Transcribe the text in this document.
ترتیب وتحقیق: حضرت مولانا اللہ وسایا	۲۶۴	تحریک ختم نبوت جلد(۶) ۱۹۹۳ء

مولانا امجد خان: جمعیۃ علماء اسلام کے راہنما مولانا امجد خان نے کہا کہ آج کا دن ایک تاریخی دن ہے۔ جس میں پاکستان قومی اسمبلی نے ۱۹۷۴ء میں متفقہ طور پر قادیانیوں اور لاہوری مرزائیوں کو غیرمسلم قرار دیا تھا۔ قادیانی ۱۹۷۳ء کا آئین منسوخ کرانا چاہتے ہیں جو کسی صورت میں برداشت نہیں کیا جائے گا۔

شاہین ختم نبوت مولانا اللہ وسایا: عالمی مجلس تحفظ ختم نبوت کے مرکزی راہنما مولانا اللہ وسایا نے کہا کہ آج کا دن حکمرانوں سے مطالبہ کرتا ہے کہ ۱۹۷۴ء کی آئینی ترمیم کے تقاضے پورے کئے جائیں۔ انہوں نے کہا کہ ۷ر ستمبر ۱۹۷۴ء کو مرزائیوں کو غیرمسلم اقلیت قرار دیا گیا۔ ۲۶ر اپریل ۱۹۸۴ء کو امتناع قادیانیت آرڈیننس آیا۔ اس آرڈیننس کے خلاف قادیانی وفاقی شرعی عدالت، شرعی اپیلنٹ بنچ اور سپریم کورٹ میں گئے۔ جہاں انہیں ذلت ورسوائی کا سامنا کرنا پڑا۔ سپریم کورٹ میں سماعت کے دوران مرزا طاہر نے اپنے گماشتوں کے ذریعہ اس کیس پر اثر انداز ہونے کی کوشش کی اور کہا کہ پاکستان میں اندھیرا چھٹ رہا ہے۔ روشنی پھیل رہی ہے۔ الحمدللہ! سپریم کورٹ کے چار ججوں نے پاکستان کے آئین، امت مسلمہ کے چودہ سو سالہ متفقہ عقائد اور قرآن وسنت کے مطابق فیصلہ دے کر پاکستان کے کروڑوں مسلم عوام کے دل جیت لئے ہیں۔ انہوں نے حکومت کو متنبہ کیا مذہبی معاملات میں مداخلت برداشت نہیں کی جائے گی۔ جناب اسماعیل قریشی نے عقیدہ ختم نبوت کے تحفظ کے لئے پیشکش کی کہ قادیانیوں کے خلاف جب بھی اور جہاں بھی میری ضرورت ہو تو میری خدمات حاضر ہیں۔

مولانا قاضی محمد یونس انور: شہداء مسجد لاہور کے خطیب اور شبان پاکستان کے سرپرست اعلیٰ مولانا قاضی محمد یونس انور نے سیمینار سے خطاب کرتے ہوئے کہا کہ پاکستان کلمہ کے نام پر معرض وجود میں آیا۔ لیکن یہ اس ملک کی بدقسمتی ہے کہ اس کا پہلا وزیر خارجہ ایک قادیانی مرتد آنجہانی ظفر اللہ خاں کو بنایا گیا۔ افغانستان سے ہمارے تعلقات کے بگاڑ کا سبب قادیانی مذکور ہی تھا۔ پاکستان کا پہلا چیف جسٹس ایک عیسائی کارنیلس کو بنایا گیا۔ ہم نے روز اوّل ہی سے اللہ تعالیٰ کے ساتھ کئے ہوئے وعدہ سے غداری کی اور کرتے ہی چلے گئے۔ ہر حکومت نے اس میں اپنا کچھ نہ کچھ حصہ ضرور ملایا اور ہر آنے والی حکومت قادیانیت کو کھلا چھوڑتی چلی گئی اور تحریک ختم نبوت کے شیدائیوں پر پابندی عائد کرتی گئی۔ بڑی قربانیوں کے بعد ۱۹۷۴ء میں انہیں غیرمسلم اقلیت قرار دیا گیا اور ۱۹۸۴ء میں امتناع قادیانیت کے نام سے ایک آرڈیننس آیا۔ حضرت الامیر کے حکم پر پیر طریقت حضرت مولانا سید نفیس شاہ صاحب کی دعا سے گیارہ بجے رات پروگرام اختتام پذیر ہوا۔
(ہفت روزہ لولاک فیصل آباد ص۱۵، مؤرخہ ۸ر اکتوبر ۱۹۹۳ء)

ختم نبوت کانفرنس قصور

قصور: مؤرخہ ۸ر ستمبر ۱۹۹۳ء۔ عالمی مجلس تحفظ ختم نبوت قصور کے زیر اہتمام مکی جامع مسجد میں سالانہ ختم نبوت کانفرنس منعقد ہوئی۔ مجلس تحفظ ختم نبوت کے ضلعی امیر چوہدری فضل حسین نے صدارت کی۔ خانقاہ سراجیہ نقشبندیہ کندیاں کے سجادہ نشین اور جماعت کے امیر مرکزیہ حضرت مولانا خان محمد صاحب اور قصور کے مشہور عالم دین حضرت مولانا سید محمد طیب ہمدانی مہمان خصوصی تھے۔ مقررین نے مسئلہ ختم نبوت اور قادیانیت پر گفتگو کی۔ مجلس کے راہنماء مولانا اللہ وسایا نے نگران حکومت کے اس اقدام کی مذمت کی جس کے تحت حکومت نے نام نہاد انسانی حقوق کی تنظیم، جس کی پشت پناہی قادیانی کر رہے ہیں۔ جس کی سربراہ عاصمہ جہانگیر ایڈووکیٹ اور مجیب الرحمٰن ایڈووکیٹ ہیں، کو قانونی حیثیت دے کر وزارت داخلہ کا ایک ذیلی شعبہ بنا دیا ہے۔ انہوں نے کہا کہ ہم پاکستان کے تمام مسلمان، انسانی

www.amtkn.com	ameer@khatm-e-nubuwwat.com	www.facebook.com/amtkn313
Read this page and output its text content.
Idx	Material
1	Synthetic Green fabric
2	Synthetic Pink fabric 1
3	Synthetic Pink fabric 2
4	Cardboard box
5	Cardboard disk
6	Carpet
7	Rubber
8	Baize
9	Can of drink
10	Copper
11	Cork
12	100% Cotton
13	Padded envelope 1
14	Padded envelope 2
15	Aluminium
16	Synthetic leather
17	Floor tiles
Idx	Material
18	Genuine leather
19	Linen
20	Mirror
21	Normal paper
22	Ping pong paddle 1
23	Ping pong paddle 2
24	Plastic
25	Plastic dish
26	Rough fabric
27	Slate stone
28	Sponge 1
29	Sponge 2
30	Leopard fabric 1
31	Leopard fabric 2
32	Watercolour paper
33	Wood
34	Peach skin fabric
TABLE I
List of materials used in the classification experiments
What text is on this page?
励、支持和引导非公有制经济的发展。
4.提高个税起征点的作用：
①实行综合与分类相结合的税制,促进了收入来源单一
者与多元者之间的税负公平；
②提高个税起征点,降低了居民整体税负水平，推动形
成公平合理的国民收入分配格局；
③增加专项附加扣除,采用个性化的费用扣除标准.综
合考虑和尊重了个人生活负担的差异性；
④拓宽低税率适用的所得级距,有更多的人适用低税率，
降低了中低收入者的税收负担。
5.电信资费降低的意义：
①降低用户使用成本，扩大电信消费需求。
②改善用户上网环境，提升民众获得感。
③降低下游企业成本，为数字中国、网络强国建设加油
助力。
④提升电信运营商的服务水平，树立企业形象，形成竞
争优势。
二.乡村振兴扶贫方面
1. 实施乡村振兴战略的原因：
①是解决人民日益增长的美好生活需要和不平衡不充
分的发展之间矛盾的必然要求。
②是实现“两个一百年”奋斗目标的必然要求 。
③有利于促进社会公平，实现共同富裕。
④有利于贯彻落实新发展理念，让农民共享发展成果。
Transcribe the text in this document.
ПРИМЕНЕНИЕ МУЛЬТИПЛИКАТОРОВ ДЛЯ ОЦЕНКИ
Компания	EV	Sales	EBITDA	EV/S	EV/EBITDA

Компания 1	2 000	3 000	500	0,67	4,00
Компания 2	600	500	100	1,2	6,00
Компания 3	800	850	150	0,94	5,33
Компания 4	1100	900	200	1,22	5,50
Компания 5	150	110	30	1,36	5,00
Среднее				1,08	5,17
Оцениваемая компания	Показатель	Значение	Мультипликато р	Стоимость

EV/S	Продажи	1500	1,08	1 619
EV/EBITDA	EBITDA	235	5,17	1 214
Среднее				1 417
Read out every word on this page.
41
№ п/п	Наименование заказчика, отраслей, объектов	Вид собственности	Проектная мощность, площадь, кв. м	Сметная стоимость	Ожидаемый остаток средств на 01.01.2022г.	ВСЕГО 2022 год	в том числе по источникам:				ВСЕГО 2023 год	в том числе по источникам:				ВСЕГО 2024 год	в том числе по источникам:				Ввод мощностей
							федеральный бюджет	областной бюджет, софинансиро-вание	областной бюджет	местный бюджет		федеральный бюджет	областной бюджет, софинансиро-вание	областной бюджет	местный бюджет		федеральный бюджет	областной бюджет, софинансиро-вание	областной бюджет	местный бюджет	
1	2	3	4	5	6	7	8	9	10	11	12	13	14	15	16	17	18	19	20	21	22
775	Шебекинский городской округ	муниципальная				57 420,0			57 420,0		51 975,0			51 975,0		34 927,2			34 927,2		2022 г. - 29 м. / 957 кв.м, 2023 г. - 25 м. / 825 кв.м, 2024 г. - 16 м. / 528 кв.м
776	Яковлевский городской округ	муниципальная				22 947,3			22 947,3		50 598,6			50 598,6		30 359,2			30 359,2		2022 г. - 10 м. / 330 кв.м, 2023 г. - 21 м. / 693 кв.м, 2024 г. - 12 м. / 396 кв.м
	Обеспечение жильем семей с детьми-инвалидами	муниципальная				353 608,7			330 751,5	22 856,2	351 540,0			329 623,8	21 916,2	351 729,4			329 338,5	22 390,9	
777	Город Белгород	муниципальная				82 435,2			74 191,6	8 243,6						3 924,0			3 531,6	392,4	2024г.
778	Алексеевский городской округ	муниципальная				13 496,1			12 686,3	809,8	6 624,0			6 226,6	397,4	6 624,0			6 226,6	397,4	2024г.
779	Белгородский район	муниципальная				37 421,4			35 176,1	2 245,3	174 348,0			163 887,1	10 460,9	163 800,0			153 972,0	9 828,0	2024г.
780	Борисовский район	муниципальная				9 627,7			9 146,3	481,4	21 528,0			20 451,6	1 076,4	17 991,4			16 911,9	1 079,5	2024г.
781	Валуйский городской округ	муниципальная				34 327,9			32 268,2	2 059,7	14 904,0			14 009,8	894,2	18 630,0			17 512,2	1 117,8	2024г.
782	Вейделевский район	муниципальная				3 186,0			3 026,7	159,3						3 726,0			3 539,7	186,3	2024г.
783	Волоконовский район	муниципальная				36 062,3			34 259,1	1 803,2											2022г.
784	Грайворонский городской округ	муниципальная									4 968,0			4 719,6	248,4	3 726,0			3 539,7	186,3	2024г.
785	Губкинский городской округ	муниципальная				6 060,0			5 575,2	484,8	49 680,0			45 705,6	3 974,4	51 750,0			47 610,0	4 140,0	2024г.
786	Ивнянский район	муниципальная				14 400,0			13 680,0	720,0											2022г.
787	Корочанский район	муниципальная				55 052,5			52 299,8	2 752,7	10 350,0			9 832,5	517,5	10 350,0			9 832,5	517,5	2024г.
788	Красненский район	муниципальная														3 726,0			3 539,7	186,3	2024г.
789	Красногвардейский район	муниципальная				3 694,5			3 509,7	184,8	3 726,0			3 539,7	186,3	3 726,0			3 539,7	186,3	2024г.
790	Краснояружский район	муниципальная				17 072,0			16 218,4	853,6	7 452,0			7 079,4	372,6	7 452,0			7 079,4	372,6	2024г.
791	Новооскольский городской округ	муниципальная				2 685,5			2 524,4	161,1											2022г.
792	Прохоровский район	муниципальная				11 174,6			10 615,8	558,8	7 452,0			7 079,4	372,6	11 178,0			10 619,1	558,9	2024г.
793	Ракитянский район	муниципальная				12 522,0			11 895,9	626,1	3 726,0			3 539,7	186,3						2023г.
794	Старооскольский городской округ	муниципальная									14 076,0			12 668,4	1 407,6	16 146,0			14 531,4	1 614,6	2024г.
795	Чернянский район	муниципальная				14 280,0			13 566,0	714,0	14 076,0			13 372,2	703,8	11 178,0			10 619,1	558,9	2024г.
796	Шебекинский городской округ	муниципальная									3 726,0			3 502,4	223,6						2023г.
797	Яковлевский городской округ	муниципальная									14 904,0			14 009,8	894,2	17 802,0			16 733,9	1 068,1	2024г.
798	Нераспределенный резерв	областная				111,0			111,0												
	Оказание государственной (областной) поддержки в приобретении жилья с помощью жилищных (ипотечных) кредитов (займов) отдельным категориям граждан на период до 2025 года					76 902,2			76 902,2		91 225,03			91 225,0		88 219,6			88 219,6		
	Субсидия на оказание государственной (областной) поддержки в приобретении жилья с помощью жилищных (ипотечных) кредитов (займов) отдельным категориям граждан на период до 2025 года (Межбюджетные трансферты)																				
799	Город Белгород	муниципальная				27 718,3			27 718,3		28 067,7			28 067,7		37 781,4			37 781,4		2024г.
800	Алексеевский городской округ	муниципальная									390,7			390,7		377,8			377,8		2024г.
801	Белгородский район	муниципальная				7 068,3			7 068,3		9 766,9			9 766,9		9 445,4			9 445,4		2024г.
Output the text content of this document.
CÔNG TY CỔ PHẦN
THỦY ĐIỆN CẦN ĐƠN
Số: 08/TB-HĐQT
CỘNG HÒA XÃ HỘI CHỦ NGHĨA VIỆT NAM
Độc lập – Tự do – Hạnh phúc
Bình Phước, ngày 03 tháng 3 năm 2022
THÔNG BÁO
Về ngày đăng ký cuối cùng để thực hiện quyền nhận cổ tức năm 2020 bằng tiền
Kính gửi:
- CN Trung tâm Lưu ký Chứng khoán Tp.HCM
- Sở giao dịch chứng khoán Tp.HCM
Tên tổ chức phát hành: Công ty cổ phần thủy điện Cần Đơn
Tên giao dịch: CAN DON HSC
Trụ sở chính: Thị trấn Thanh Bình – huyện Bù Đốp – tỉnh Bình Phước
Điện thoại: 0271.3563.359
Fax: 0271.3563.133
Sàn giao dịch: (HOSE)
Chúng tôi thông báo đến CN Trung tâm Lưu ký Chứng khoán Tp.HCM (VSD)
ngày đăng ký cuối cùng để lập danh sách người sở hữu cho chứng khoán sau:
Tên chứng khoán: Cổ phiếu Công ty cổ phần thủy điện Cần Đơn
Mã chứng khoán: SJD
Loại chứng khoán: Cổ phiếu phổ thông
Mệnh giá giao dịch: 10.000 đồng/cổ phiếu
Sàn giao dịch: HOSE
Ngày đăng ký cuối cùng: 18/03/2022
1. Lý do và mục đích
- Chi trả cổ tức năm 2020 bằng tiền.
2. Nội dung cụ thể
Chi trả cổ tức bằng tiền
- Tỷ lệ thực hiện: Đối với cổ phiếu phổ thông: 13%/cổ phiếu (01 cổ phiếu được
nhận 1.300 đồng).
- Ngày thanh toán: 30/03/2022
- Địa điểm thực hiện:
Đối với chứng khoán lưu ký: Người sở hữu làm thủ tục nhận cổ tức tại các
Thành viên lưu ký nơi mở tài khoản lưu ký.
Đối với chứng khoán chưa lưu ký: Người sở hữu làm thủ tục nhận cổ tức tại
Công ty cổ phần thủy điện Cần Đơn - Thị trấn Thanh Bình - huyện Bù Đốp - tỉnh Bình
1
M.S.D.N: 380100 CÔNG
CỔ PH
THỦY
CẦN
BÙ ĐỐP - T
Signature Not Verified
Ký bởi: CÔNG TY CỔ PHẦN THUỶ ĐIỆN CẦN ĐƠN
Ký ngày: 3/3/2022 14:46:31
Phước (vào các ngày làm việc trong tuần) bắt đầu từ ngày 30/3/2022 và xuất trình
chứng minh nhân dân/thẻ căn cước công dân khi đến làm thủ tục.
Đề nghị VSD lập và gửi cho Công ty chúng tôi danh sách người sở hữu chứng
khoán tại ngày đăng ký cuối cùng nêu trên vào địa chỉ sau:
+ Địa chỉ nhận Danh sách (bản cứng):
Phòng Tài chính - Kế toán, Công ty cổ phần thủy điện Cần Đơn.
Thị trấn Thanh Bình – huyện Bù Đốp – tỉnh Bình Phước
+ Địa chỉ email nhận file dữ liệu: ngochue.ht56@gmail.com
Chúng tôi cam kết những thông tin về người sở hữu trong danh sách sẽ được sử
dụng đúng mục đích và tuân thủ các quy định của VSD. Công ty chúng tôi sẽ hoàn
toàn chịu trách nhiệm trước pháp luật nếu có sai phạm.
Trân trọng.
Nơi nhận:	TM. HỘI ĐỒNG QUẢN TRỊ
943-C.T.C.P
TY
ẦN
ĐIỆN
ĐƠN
□ □ □ □ □ □ □
▶ _TO DO_
Pick out the lines containing the string "dịch".

▶ _EXERCISE ANSWER_
- Sở giao dịch chứng khoán Tp.HCM
Tên giao dịch: CAN DON HSC
Sàn giao dịch: (HOSE)
Mệnh giá giao dịch: 10.000 đồng/cổ phiếu
Sàn giao dịch: HOSE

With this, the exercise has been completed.